REQUIRED TASK> Please print the KStream join thread from "Re: Deduplicating KStream-KStream" to "how it goes." word for word.

START PAGE EXCERPT

Re: Deduplicating KStream-KStream join

Ofir Sharony Tue, 09 May 2017 03:50:11 -0700

Thanks Matthias for the detailed explanation.
I'll go for the transform() workaround, let's see how it goes.


Ofir.

*Ofir Sharony*
BackEnd Tech Lead

Mobile: +972-54-7560277 | ofir.shar...@myheritage.com | www.myheritage.com
MyHeritage Ltd., 3 Ariel Sharon St., Or Yehuda 60250, Israel

<http://www.myheritage.com/>

<https://www.facebook.com/myheritage>
<https://twitter.com/myheritage>         <http://blog.myheritage.com/>
    <https://www.youtube.com/user/MyHeritageLtd>


On Tue, May 9, 2017 at 1:08 AM, Matthias J. Sax <matth...@confluent.io>
wrote:

> Offir,
>
> Yes, KTable would not be 100% reliable:
>
> > The simplest way to work around this within Streams would be to use a
> > KTable -- but it might not be 100% guaranteed that all duplicates get
> > filtered (as we flush on commit)
>
> Your suggestion (1) to add a TTL is unfortunately not easily to
> implements atm. The problem is, that on commit, Streams need to flush
> all stores/caches to guarantee at-least-once semantics. If we would not
> flush on commit, we would need quite complex logic to track which keys
> did get flushed and which not. Not saying it's impossible, but it does
> not follow the overall architecture of Streams atm.
>
> About (2):
>
> > Are these ever clean themselves
> >    up, or live forever, thus grow indefinitely?

END PAGE EXCERPT
START GIVEN DATA

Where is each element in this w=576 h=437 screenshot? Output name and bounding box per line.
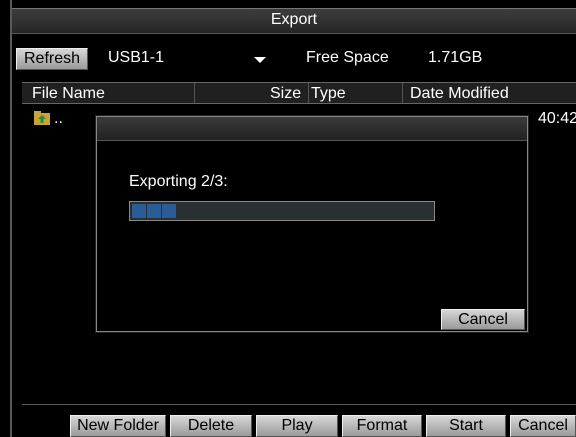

END GIVEN DATA
START GIVEN DATA

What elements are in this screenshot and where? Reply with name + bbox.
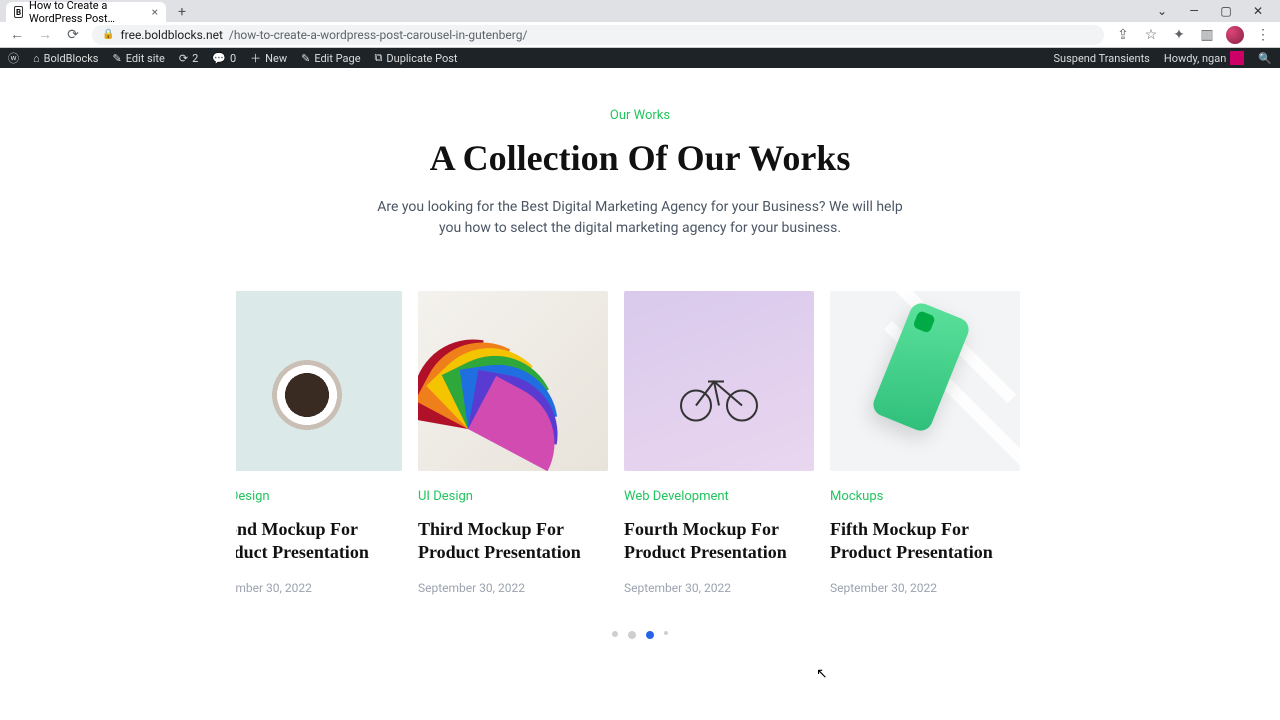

END GIVEN DATA

ANSWER TO THIS TASK>
Re: Deduplicating KStream-KStream join

Ofir Sharony Tue, 09 May 2017 03:50:11 -0700

Thanks Matthias for the detailed explanation.
I'll go for the transform() workaround, let's see how it goes.